start READING PASSAGE

Notice of such meeting and of any annual meeting at which holders of Preferred
Stock are entitled to vote pursuant to this paragraph (C)(iii) shall be given to
each holder of record of Preferred Stock by mailing a copy of such notice to
such holder at their last address as the same appears on the books of the
Corporation. Such meeting shall be called for a time not earlier than 20 days
and not later than 60 days after such order or request or in default of the
calling of such meeting within 60 days after such order or request, such meeting
may be called on similar notice by any stockholder or stockholders owning in the
aggregate not less than ten percent (10%) of the total number of shares of
Preferred Stock outstanding. Notwithstanding the provisions of this paragraph
(C)(iii), no such special meeting shall be called during the period within 60
days immediately preceding the date fixed for the next annual meeting of the
stockholders.

end READING PASSAGE
start MATERIAL

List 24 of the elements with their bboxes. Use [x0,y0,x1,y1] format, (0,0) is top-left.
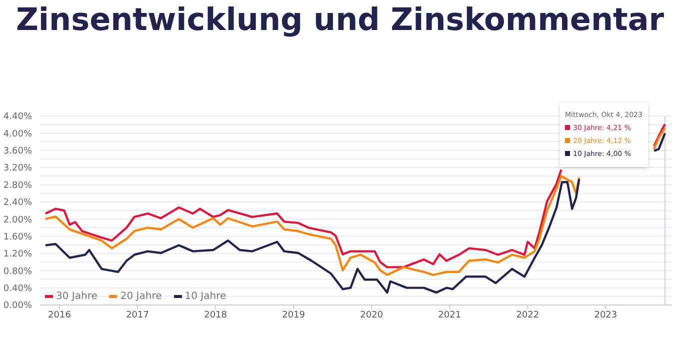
x-tick-label: 2022 [516,310,540,320]
y-tick-label: 4.40% [3,112,32,122]
x-tick-label: 2016 [48,310,72,320]
x-tick-label: 2018 [204,310,228,320]
y-tick-label: 3.20% [3,164,32,174]
y-tick-label: 0.40% [3,284,32,294]
y-tick-label: 0.80% [3,266,32,277]
y-tick-label: 2.80% [3,180,32,191]
x-tick-label: 2020 [360,310,384,320]
x-tick-label: 2021 [438,310,462,320]
y-tick-label: 2.40% [3,198,32,208]
y-tick-label: 0.00% [3,301,32,312]
x-tick-label: 2019 [282,310,306,320]
legend-label: 30 Jahre [55,291,98,302]
legend-label: 10 Jahre [184,291,226,302]
chart-title: Zinsentwicklung und Zinskommentar [14,2,666,38]
y-tick-label: 1.60% [3,232,32,242]
y-tick-label: 4.00% [3,129,32,140]
x-tick-label: 2023 [594,310,618,320]
x-tick-label: 2017 [126,310,149,320]
y-tick-label: 2.00% [3,215,32,226]
y-tick-label: 3.60% [3,146,32,157]
y-tick-label: 1.20% [3,250,32,260]
legend-label: 20 Jahre [119,291,162,302]
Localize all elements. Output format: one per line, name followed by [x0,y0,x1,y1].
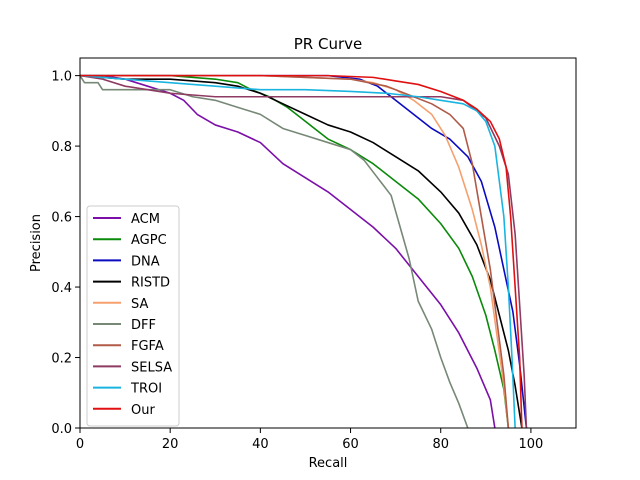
axes-frame [79,57,577,429]
legend: ACM AGPC DNA RISTD SA DFF FGFA SELSA TROI Our [86,205,180,427]
x-tick-label: 20 [162,437,179,452]
x-tick-label: 100 [518,437,543,452]
y-tick-label: 0.2 [51,352,72,367]
x-axis-label: Recall [309,456,348,471]
legend-label: DNA [131,254,160,269]
y-tick-label: 0.0 [51,422,72,437]
series-line-fgfa [80,74,510,428]
legend-label: SELSA [131,360,172,375]
legend-label: DFF [131,318,156,333]
x-tick-label: 40 [252,437,269,452]
legend-label: ACM [131,212,160,227]
y-tick-label: 0.6 [51,211,72,226]
x-axis: 0 20 40 60 80 100 [76,428,543,452]
series-group [80,74,528,428]
x-tick-label: 80 [432,437,449,452]
y-tick-label: 0.4 [51,281,72,296]
chart-title: PR Curve [294,35,363,53]
legend-label: Our [131,403,155,418]
series-line-ristd [80,74,523,428]
y-tick-label: 1.0 [51,70,72,85]
series-line-troi [80,74,516,428]
y-axis: 0.0 0.2 0.4 0.6 0.8 1.0 [51,70,80,437]
x-tick-label: 0 [76,437,84,452]
legend-label: TROI [130,382,162,397]
legend-label: FGFA [131,339,164,354]
series-line-our [80,74,523,428]
legend-label: RISTD [131,276,170,291]
series-line-selsa [80,74,528,428]
y-tick-label: 0.8 [51,140,72,155]
x-tick-label: 60 [342,437,359,452]
legend-label: AGPC [131,233,167,248]
legend-label: SA [131,297,148,312]
y-axis-label: Precision [29,214,44,272]
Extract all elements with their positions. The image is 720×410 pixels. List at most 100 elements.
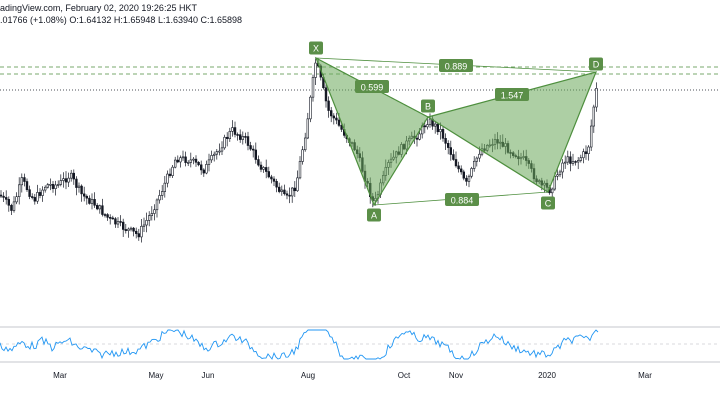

end MATERIAL

SHORT EXERCISE: Turn the paragraph of the Preferred Stock meeting passage that begins "Notice of such meeting" into a short bulleted list that keeps its main facts.

RESPONSE TO THIS EXERCISE:
- Notice of the meeting, and of any annual meeting where Preferred Stock holders may vote under paragraph (C)(iii), is mailed to each holder of record at their last address on the Corporation's books.
- The meeting must be held no earlier than 20 days and no later than 60 days after the order or request.
- If it is not called within 60 days after the order or request, any stockholder or stockholders owning together at least 10% of the outstanding Preferred Stock shares may call it on similar notice.
- No such special meeting may be called in the 60 days right before the date set for the next annual stockholders' meeting.